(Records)
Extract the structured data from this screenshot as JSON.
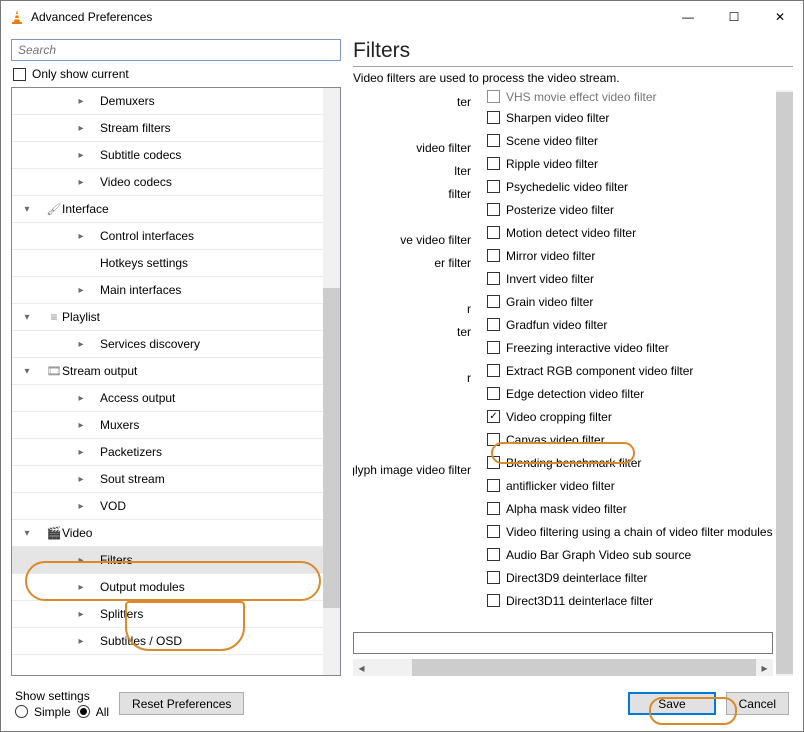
{
  "titlebar": {
    "title": "Advanced Preferences"
  },
  "winbtns": {
    "min": "—",
    "max": "☐",
    "close": "✕"
  },
  "search": {
    "placeholder": "Search"
  },
  "only_show": {
    "label": "Only show current"
  },
  "tree": [
    {
      "level": 2,
      "chev": ">",
      "label": "Demuxers"
    },
    {
      "level": 2,
      "chev": ">",
      "label": "Stream filters"
    },
    {
      "level": 2,
      "chev": ">",
      "label": "Subtitle codecs"
    },
    {
      "level": 2,
      "chev": ">",
      "label": "Video codecs"
    },
    {
      "level": 0,
      "chev": "v",
      "icon": "brush",
      "label": "Interface"
    },
    {
      "level": 2,
      "chev": ">",
      "label": "Control interfaces"
    },
    {
      "level": 2,
      "chev": "",
      "label": "Hotkeys settings"
    },
    {
      "level": 2,
      "chev": ">",
      "label": "Main interfaces"
    },
    {
      "level": 0,
      "chev": "v",
      "icon": "list",
      "label": "Playlist"
    },
    {
      "level": 2,
      "chev": ">",
      "label": "Services discovery"
    },
    {
      "level": 0,
      "chev": "v",
      "icon": "film",
      "label": "Stream output"
    },
    {
      "level": 2,
      "chev": ">",
      "label": "Access output"
    },
    {
      "level": 2,
      "chev": ">",
      "label": "Muxers"
    },
    {
      "level": 2,
      "chev": ">",
      "label": "Packetizers"
    },
    {
      "level": 2,
      "chev": ">",
      "label": "Sout stream"
    },
    {
      "level": 2,
      "chev": ">",
      "label": "VOD"
    },
    {
      "level": 0,
      "chev": "v",
      "icon": "video",
      "label": "Video"
    },
    {
      "level": 2,
      "chev": ">",
      "label": "Filters",
      "selected": true
    },
    {
      "level": 2,
      "chev": ">",
      "label": "Output modules"
    },
    {
      "level": 2,
      "chev": ">",
      "label": "Splitters"
    },
    {
      "level": 2,
      "chev": ">",
      "label": "Subtitles / OSD"
    }
  ],
  "right": {
    "heading": "Filters",
    "desc": "Video filters are used to process the video stream."
  },
  "left_labels": [
    "ter",
    "",
    "video filter",
    "lter",
    "filter",
    "",
    "ve video filter",
    "er filter",
    "",
    "r",
    "ter",
    "",
    "r",
    "",
    "",
    "",
    "naglyph image video filter"
  ],
  "checks": [
    {
      "label": "VHS movie effect video filter",
      "checked": false,
      "faded": true
    },
    {
      "label": "Sharpen video filter",
      "checked": false
    },
    {
      "label": "Scene video filter",
      "checked": false
    },
    {
      "label": "Ripple video filter",
      "checked": false
    },
    {
      "label": "Psychedelic video filter",
      "checked": false
    },
    {
      "label": "Posterize video filter",
      "checked": false
    },
    {
      "label": "Motion detect video filter",
      "checked": false
    },
    {
      "label": "Mirror video filter",
      "checked": false
    },
    {
      "label": "Invert video filter",
      "checked": false
    },
    {
      "label": "Grain video filter",
      "checked": false
    },
    {
      "label": "Gradfun video filter",
      "checked": false
    },
    {
      "label": "Freezing interactive video filter",
      "checked": false
    },
    {
      "label": "Extract RGB component video filter",
      "checked": false
    },
    {
      "label": "Edge detection video filter",
      "checked": false
    },
    {
      "label": "Video cropping filter",
      "checked": true
    },
    {
      "label": "Canvas video filter",
      "checked": false
    },
    {
      "label": "Blending benchmark filter",
      "checked": false
    },
    {
      "label": "antiflicker video filter",
      "checked": false
    },
    {
      "label": "Alpha mask video filter",
      "checked": false
    },
    {
      "label": "Video filtering using a chain of video filter modules",
      "checked": false
    },
    {
      "label": "Audio Bar Graph Video sub source",
      "checked": false
    },
    {
      "label": "Direct3D9 deinterlace filter",
      "checked": false
    },
    {
      "label": "Direct3D11 deinterlace filter",
      "checked": false
    }
  ],
  "bottom": {
    "show_settings": "Show settings",
    "simple": "Simple",
    "all": "All",
    "reset": "Reset Preferences",
    "save": "Save",
    "cancel": "Cancel"
  }
}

• **Work to do**
From the entries above, copy each line holding "true".

• **Final result**
      "selected": true
      "faded": true
      "checked": true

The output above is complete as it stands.